■ **Activity**
Strip out the pictures and output each remaining line of the data word for word.

Dataset records on visual material
::::::

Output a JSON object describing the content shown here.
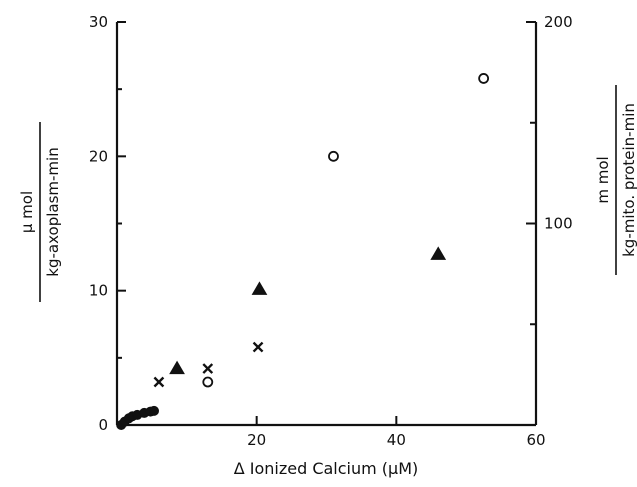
{
  "chart_data": {
    "type": "scatter",
    "title": "",
    "xlabel": "Δ Ionized Calcium (μM)",
    "ylabel_left": {
      "numerator": "μ mol",
      "denominator": "kg-axoplasm-min"
    },
    "ylabel_right": {
      "numerator": "m mol",
      "denominator": "kg-mito. protein-min"
    },
    "xlim": [
      0,
      60
    ],
    "ylim_left": [
      0,
      30
    ],
    "ylim_right": [
      0,
      200
    ],
    "x_ticks": [
      {
        "value": 20,
        "label": "20"
      },
      {
        "value": 40,
        "label": "40"
      },
      {
        "value": 60,
        "label": "60"
      }
    ],
    "y_left_ticks": [
      {
        "value": 0,
        "label": "0"
      },
      {
        "value": 10,
        "label": "10"
      },
      {
        "value": 20,
        "label": "20"
      },
      {
        "value": 30,
        "label": "30"
      }
    ],
    "y_right_ticks": [
      {
        "value": 100,
        "label": "100"
      },
      {
        "value": 200,
        "label": "200"
      }
    ],
    "grid": false,
    "series": [
      {
        "marker": "open-circle",
        "points": [
          [
            13,
            3.2
          ],
          [
            31,
            20.0
          ],
          [
            52.5,
            25.8
          ]
        ]
      },
      {
        "marker": "filled-triangle",
        "points": [
          [
            8.6,
            4.2
          ],
          [
            20.4,
            10.1
          ],
          [
            46.0,
            12.7
          ]
        ]
      },
      {
        "marker": "cross",
        "points": [
          [
            6.0,
            3.2
          ],
          [
            13.0,
            4.2
          ],
          [
            20.2,
            5.8
          ]
        ]
      },
      {
        "marker": "filled-circle",
        "points": [
          [
            0.6,
            0.0
          ],
          [
            1.1,
            0.25
          ],
          [
            1.7,
            0.5
          ],
          [
            2.2,
            0.65
          ],
          [
            2.9,
            0.75
          ],
          [
            3.9,
            0.9
          ],
          [
            4.8,
            1.0
          ],
          [
            5.3,
            1.05
          ]
        ]
      }
    ]
  }
}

::::::

■ **The answer**
Output a JSON object describing the content shown here.
{
  "chart_data": {
    "type": "scatter",
    "title": "",
    "xlabel": "Δ Ionized Calcium (μM)",
    "ylabel_left": {
      "numerator": "μ mol",
      "denominator": "kg-axoplasm-min"
    },
    "ylabel_right": {
      "numerator": "m mol",
      "denominator": "kg-mito. protein-min"
    },
    "xlim": [
      0,
      60
    ],
    "ylim_left": [
      0,
      30
    ],
    "ylim_right": [
      0,
      200
    ],
    "x_ticks": [
      {
        "value": 20,
        "label": "20"
      },
      {
        "value": 40,
        "label": "40"
      },
      {
        "value": 60,
        "label": "60"
      }
    ],
    "y_left_ticks": [
      {
        "value": 0,
        "label": "0"
      },
      {
        "value": 10,
        "label": "10"
      },
      {
        "value": 20,
        "label": "20"
      },
      {
        "value": 30,
        "label": "30"
      }
    ],
    "y_right_ticks": [
      {
        "value": 100,
        "label": "100"
      },
      {
        "value": 200,
        "label": "200"
      }
    ],
    "grid": false,
    "series": [
      {
        "marker": "open-circle",
        "points": [
          [
            13,
            3.2
          ],
          [
            31,
            20.0
          ],
          [
            52.5,
            25.8
          ]
        ]
      },
      {
        "marker": "filled-triangle",
        "points": [
          [
            8.6,
            4.2
          ],
          [
            20.4,
            10.1
          ],
          [
            46.0,
            12.7
          ]
        ]
      },
      {
        "marker": "cross",
        "points": [
          [
            6.0,
            3.2
          ],
          [
            13.0,
            4.2
          ],
          [
            20.2,
            5.8
          ]
        ]
      },
      {
        "marker": "filled-circle",
        "points": [
          [
            0.6,
            0.0
          ],
          [
            1.1,
            0.25
          ],
          [
            1.7,
            0.5
          ],
          [
            2.2,
            0.65
          ],
          [
            2.9,
            0.75
          ],
          [
            3.9,
            0.9
          ],
          [
            4.8,
            1.0
          ],
          [
            5.3,
            1.05
          ]
        ]
      }
    ]
  }
}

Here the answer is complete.